Available data

----

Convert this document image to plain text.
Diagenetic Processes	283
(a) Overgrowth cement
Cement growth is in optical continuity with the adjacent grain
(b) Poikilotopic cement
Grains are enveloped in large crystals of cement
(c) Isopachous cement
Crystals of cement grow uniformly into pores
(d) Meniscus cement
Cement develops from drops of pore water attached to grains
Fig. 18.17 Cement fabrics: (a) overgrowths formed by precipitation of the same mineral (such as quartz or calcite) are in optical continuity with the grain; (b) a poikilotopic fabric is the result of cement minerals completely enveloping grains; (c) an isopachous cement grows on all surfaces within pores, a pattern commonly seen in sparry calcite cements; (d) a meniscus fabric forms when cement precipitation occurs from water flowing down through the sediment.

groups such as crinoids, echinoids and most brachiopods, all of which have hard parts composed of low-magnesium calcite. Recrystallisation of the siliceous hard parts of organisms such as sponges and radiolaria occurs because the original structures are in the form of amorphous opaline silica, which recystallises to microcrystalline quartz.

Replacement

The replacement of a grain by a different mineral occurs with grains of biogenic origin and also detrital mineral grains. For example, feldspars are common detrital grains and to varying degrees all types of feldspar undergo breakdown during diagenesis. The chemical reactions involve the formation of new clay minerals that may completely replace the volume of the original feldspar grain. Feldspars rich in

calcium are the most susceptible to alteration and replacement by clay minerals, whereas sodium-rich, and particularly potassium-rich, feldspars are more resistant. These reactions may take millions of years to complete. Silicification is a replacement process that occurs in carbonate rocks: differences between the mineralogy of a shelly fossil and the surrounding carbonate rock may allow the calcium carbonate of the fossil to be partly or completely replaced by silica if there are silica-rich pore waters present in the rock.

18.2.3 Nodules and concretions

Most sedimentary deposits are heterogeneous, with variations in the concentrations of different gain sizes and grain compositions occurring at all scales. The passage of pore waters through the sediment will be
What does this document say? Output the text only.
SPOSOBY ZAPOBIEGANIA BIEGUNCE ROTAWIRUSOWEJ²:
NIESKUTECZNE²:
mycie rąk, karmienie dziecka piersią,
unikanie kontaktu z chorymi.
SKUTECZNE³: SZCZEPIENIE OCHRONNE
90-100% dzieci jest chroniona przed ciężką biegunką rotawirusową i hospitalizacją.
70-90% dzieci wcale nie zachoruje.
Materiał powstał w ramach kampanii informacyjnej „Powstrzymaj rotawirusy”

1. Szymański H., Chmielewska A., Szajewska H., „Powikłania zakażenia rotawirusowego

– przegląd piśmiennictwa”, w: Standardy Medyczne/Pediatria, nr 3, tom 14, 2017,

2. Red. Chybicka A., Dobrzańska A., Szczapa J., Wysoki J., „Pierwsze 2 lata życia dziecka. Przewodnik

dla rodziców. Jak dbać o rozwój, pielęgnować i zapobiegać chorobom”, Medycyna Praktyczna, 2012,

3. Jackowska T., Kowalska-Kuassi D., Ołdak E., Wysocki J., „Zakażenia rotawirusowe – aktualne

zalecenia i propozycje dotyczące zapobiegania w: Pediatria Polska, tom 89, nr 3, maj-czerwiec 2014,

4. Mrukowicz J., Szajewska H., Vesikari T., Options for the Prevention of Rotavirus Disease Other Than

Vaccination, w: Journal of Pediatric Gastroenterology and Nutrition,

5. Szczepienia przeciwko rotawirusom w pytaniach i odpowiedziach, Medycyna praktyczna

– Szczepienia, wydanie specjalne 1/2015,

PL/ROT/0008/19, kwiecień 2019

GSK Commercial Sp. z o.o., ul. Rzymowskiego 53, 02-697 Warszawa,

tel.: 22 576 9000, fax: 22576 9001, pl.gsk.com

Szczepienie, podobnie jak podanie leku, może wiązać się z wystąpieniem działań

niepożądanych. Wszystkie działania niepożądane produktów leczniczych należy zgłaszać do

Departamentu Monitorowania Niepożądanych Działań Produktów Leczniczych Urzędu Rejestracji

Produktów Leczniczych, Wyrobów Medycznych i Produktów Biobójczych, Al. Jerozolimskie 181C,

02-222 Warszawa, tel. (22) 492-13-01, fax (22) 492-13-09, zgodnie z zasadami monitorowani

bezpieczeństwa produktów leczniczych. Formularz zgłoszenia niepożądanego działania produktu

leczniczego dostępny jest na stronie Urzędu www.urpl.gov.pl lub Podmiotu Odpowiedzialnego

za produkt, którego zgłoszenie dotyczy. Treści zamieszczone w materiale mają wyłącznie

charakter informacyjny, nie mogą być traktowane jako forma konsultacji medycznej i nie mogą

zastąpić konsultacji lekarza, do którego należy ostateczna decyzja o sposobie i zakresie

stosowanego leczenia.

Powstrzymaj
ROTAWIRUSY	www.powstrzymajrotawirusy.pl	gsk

----

Exercise brief
Looking at the records above, how many lines contain "calcite"? Answer with the number alone.

Expected output
2